+++ MATERIAL FOR THE TASK

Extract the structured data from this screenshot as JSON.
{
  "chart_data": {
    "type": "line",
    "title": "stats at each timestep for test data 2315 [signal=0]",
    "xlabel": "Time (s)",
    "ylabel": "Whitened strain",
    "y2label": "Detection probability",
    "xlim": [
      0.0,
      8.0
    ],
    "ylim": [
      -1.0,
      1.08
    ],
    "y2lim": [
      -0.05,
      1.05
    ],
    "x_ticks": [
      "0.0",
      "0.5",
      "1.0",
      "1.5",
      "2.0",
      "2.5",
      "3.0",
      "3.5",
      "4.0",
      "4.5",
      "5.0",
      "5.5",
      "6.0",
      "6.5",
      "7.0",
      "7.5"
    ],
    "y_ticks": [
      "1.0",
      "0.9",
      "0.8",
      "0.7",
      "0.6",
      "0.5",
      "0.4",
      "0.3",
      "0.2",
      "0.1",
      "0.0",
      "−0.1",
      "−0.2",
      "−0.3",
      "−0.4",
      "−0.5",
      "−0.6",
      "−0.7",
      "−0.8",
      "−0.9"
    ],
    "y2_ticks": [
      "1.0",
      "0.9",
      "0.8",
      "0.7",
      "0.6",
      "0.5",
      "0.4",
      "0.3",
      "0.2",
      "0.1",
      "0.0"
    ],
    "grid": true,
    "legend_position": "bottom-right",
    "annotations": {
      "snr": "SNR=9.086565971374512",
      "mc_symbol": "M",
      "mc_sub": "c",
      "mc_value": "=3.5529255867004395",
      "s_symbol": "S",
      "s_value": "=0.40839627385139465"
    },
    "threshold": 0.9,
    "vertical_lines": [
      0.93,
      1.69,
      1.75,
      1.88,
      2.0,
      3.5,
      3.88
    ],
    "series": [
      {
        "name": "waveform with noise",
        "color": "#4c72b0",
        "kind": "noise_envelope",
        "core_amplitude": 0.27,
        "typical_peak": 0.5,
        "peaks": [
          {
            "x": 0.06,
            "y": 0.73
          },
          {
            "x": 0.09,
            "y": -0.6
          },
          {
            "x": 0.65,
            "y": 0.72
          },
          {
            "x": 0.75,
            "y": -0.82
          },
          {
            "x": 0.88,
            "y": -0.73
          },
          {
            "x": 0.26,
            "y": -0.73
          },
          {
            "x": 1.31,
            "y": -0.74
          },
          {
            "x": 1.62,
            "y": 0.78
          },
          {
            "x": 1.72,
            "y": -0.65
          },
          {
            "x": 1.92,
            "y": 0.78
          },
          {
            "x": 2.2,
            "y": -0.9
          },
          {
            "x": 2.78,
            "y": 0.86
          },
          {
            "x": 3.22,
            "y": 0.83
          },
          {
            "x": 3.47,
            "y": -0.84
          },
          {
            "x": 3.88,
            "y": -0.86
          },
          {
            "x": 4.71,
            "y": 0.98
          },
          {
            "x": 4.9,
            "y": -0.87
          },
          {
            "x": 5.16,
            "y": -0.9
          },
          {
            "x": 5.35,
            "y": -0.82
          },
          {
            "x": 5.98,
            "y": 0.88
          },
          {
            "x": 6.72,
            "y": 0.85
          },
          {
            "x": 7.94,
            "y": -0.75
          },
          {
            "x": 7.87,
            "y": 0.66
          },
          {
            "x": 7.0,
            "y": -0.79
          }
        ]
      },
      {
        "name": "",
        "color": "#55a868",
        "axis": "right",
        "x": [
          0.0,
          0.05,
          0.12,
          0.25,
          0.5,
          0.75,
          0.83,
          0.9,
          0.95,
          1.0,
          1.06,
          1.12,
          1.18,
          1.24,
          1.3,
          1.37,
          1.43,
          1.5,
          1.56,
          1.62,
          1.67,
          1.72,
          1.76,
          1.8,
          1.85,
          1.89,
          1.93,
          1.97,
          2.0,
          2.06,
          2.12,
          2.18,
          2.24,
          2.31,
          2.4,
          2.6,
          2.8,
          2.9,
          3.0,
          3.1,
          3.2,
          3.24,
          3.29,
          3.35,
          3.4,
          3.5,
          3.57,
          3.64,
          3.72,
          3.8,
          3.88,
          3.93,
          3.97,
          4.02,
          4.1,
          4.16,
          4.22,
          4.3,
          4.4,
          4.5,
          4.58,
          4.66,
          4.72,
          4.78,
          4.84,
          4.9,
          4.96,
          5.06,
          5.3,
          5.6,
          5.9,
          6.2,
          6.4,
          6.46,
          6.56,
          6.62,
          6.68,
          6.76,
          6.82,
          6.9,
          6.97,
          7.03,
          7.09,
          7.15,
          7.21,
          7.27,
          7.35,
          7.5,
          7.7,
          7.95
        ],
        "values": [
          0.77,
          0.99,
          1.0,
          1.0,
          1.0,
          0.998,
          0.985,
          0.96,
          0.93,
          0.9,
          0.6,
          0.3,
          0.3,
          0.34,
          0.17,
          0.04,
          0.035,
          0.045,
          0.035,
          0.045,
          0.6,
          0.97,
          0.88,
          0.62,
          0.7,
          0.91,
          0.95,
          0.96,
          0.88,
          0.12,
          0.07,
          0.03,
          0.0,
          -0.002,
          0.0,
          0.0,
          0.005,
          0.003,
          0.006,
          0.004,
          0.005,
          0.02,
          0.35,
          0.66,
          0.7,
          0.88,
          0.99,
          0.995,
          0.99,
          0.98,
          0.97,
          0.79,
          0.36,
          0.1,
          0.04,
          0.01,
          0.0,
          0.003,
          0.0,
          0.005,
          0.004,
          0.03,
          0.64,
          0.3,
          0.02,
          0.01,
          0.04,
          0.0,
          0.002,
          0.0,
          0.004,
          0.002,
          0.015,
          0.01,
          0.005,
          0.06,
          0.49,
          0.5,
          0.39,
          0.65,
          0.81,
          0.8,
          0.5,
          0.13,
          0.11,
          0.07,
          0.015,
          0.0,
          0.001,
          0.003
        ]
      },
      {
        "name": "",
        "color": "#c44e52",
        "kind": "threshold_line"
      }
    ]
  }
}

++++++

__TASK DESCRIPTION__
Make an exact copy of every line in the data.

__COMPLETE OUTPUT__
Extract the structured data from this screenshot as JSON.
{
  "chart_data": {
    "type": "line",
    "title": "stats at each timestep for test data 2315 [signal=0]",
    "xlabel": "Time (s)",
    "ylabel": "Whitened strain",
    "y2label": "Detection probability",
    "xlim": [
      0.0,
      8.0
    ],
    "ylim": [
      -1.0,
      1.08
    ],
    "y2lim": [
      -0.05,
      1.05
    ],
    "x_ticks": [
      "0.0",
      "0.5",
      "1.0",
      "1.5",
      "2.0",
      "2.5",
      "3.0",
      "3.5",
      "4.0",
      "4.5",
      "5.0",
      "5.5",
      "6.0",
      "6.5",
      "7.0",
      "7.5"
    ],
    "y_ticks": [
      "1.0",
      "0.9",
      "0.8",
      "0.7",
      "0.6",
      "0.5",
      "0.4",
      "0.3",
      "0.2",
      "0.1",
      "0.0",
      "−0.1",
      "−0.2",
      "−0.3",
      "−0.4",
      "−0.5",
      "−0.6",
      "−0.7",
      "−0.8",
      "−0.9"
    ],
    "y2_ticks": [
      "1.0",
      "0.9",
      "0.8",
      "0.7",
      "0.6",
      "0.5",
      "0.4",
      "0.3",
      "0.2",
      "0.1",
      "0.0"
    ],
    "grid": true,
    "legend_position": "bottom-right",
    "annotations": {
      "snr": "SNR=9.086565971374512",
      "mc_symbol": "M",
      "mc_sub": "c",
      "mc_value": "=3.5529255867004395",
      "s_symbol": "S",
      "s_value": "=0.40839627385139465"
    },
    "threshold": 0.9,
    "vertical_lines": [
      0.93,
      1.69,
      1.75,
      1.88,
      2.0,
      3.5,
      3.88
    ],
    "series": [
      {
        "name": "waveform with noise",
        "color": "#4c72b0",
        "kind": "noise_envelope",
        "core_amplitude": 0.27,
        "typical_peak": 0.5,
        "peaks": [
          {
            "x": 0.06,
            "y": 0.73
          },
          {
            "x": 0.09,
            "y": -0.6
          },
          {
            "x": 0.65,
            "y": 0.72
          },
          {
            "x": 0.75,
            "y": -0.82
          },
          {
            "x": 0.88,
            "y": -0.73
          },
          {
            "x": 0.26,
            "y": -0.73
          },
          {
            "x": 1.31,
            "y": -0.74
          },
          {
            "x": 1.62,
            "y": 0.78
          },
          {
            "x": 1.72,
            "y": -0.65
          },
          {
            "x": 1.92,
            "y": 0.78
          },
          {
            "x": 2.2,
            "y": -0.9
          },
          {
            "x": 2.78,
            "y": 0.86
          },
          {
            "x": 3.22,
            "y": 0.83
          },
          {
            "x": 3.47,
            "y": -0.84
          },
          {
            "x": 3.88,
            "y": -0.86
          },
          {
            "x": 4.71,
            "y": 0.98
          },
          {
            "x": 4.9,
            "y": -0.87
          },
          {
            "x": 5.16,
            "y": -0.9
          },
          {
            "x": 5.35,
            "y": -0.82
          },
          {
            "x": 5.98,
            "y": 0.88
          },
          {
            "x": 6.72,
            "y": 0.85
          },
          {
            "x": 7.94,
            "y": -0.75
          },
          {
            "x": 7.87,
            "y": 0.66
          },
          {
            "x": 7.0,
            "y": -0.79
          }
        ]
      },
      {
        "name": "",
        "color": "#55a868",
        "axis": "right",
        "x": [
          0.0,
          0.05,
          0.12,
          0.25,
          0.5,
          0.75,
          0.83,
          0.9,
          0.95,
          1.0,
          1.06,
          1.12,
          1.18,
          1.24,
          1.3,
          1.37,
          1.43,
          1.5,
          1.56,
          1.62,
          1.67,
          1.72,
          1.76,
          1.8,
          1.85,
          1.89,
          1.93,
          1.97,
          2.0,
          2.06,
          2.12,
          2.18,
          2.24,
          2.31,
          2.4,
          2.6,
          2.8,
          2.9,
          3.0,
          3.1,
          3.2,
          3.24,
          3.29,
          3.35,
          3.4,
          3.5,
          3.57,
          3.64,
          3.72,
          3.8,
          3.88,
          3.93,
          3.97,
          4.02,
          4.1,
          4.16,
          4.22,
          4.3,
          4.4,
          4.5,
          4.58,
          4.66,
          4.72,
          4.78,
          4.84,
          4.9,
          4.96,
          5.06,
          5.3,
          5.6,
          5.9,
          6.2,
          6.4,
          6.46,
          6.56,
          6.62,
          6.68,
          6.76,
          6.82,
          6.9,
          6.97,
          7.03,
          7.09,
          7.15,
          7.21,
          7.27,
          7.35,
          7.5,
          7.7,
          7.95
        ],
        "values": [
          0.77,
          0.99,
          1.0,
          1.0,
          1.0,
          0.998,
          0.985,
          0.96,
          0.93,
          0.9,
          0.6,
          0.3,
          0.3,
          0.34,
          0.17,
          0.04,
          0.035,
          0.045,
          0.035,
          0.045,
          0.6,
          0.97,
          0.88,
          0.62,
          0.7,
          0.91,
          0.95,
          0.96,
          0.88,
          0.12,
          0.07,
          0.03,
          0.0,
          -0.002,
          0.0,
          0.0,
          0.005,
          0.003,
          0.006,
          0.004,
          0.005,
          0.02,
          0.35,
          0.66,
          0.7,
          0.88,
          0.99,
          0.995,
          0.99,
          0.98,
          0.97,
          0.79,
          0.36,
          0.1,
          0.04,
          0.01,
          0.0,
          0.003,
          0.0,
          0.005,
          0.004,
          0.03,
          0.64,
          0.3,
          0.02,
          0.01,
          0.04,
          0.0,
          0.002,
          0.0,
          0.004,
          0.002,
          0.015,
          0.01,
          0.005,
          0.06,
          0.49,
          0.5,
          0.39,
          0.65,
          0.81,
          0.8,
          0.5,
          0.13,
          0.11,
          0.07,
          0.015,
          0.0,
          0.001,
          0.003
        ]
      },
      {
        "name": "",
        "color": "#c44e52",
        "kind": "threshold_line"
      }
    ]
  }
}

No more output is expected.